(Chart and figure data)
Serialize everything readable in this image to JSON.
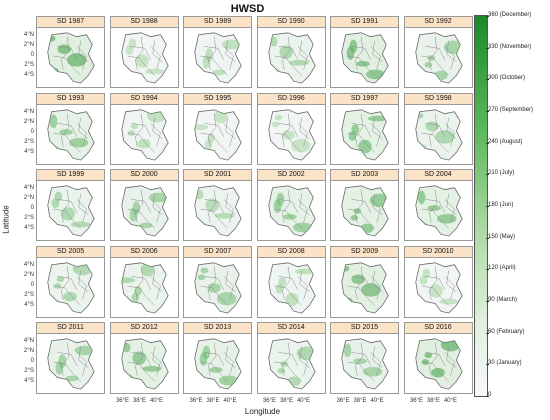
{
  "figure": {
    "title": "HWSD",
    "xlabel": "Longitude",
    "ylabel": "Latitude",
    "lat_ticks": [
      "4°N",
      "2°N",
      "0",
      "2°S",
      "4°S"
    ],
    "lon_ticks": [
      "36°E",
      "38°E",
      "40°E"
    ]
  },
  "colorbar": {
    "ticks": [
      "0",
      "30 (January)",
      "60 (February)",
      "90 (March)",
      "120 (April)",
      "150 (May)",
      "180 (Jun)",
      "210 (July)",
      "240 (August)",
      "270 (September)",
      "300 (October)",
      "330 (November)",
      "360 (December)"
    ],
    "color_low": "#f7f8fc",
    "color_high": "#1a8a2a"
  },
  "panels": [
    {
      "label": "SD_1987",
      "level": 0.55
    },
    {
      "label": "SD_1988",
      "level": 0.15
    },
    {
      "label": "SD_1989",
      "level": 0.2
    },
    {
      "label": "SD_1990",
      "level": 0.3
    },
    {
      "label": "SD_1991",
      "level": 0.5
    },
    {
      "label": "SD_1992",
      "level": 0.35
    },
    {
      "label": "SD_1993",
      "level": 0.4
    },
    {
      "label": "SD_1994",
      "level": 0.2
    },
    {
      "label": "SD_1995",
      "level": 0.15
    },
    {
      "label": "SD_1996",
      "level": 0.15
    },
    {
      "label": "SD_1997",
      "level": 0.45
    },
    {
      "label": "SD_1998",
      "level": 0.3
    },
    {
      "label": "SD_1999",
      "level": 0.3
    },
    {
      "label": "SD_2000",
      "level": 0.35
    },
    {
      "label": "SD_2001",
      "level": 0.25
    },
    {
      "label": "SD_2002",
      "level": 0.4
    },
    {
      "label": "SD_2003",
      "level": 0.45
    },
    {
      "label": "SD_2004",
      "level": 0.45
    },
    {
      "label": "SD_2005",
      "level": 0.3
    },
    {
      "label": "SD_2006",
      "level": 0.3
    },
    {
      "label": "SD_2007",
      "level": 0.35
    },
    {
      "label": "SD_2008",
      "level": 0.2
    },
    {
      "label": "SD_2009",
      "level": 0.5
    },
    {
      "label": "SD_20010",
      "level": 0.15
    },
    {
      "label": "SD_2011",
      "level": 0.35
    },
    {
      "label": "SD_2012",
      "level": 0.45
    },
    {
      "label": "SD_2013",
      "level": 0.4
    },
    {
      "label": "SD_2014",
      "level": 0.3
    },
    {
      "label": "SD_2015",
      "level": 0.35
    },
    {
      "label": "SD_2016",
      "level": 0.55
    }
  ]
}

WHAT YOU ARE ASKED TO DO:
Return the listing above unchanged, apart from dropping its pictures.

FINAL ANSWER:
Serialize everything readable in this image to JSON.
{
  "figure": {
    "title": "HWSD",
    "xlabel": "Longitude",
    "ylabel": "Latitude",
    "lat_ticks": [
      "4°N",
      "2°N",
      "0",
      "2°S",
      "4°S"
    ],
    "lon_ticks": [
      "36°E",
      "38°E",
      "40°E"
    ]
  },
  "colorbar": {
    "ticks": [
      "0",
      "30 (January)",
      "60 (February)",
      "90 (March)",
      "120 (April)",
      "150 (May)",
      "180 (Jun)",
      "210 (July)",
      "240 (August)",
      "270 (September)",
      "300 (October)",
      "330 (November)",
      "360 (December)"
    ],
    "color_low": "#f7f8fc",
    "color_high": "#1a8a2a"
  },
  "panels": [
    {
      "label": "SD_1987",
      "level": 0.55
    },
    {
      "label": "SD_1988",
      "level": 0.15
    },
    {
      "label": "SD_1989",
      "level": 0.2
    },
    {
      "label": "SD_1990",
      "level": 0.3
    },
    {
      "label": "SD_1991",
      "level": 0.5
    },
    {
      "label": "SD_1992",
      "level": 0.35
    },
    {
      "label": "SD_1993",
      "level": 0.4
    },
    {
      "label": "SD_1994",
      "level": 0.2
    },
    {
      "label": "SD_1995",
      "level": 0.15
    },
    {
      "label": "SD_1996",
      "level": 0.15
    },
    {
      "label": "SD_1997",
      "level": 0.45
    },
    {
      "label": "SD_1998",
      "level": 0.3
    },
    {
      "label": "SD_1999",
      "level": 0.3
    },
    {
      "label": "SD_2000",
      "level": 0.35
    },
    {
      "label": "SD_2001",
      "level": 0.25
    },
    {
      "label": "SD_2002",
      "level": 0.4
    },
    {
      "label": "SD_2003",
      "level": 0.45
    },
    {
      "label": "SD_2004",
      "level": 0.45
    },
    {
      "label": "SD_2005",
      "level": 0.3
    },
    {
      "label": "SD_2006",
      "level": 0.3
    },
    {
      "label": "SD_2007",
      "level": 0.35
    },
    {
      "label": "SD_2008",
      "level": 0.2
    },
    {
      "label": "SD_2009",
      "level": 0.5
    },
    {
      "label": "SD_20010",
      "level": 0.15
    },
    {
      "label": "SD_2011",
      "level": 0.35
    },
    {
      "label": "SD_2012",
      "level": 0.45
    },
    {
      "label": "SD_2013",
      "level": 0.4
    },
    {
      "label": "SD_2014",
      "level": 0.3
    },
    {
      "label": "SD_2015",
      "level": 0.35
    },
    {
      "label": "SD_2016",
      "level": 0.55
    }
  ]
}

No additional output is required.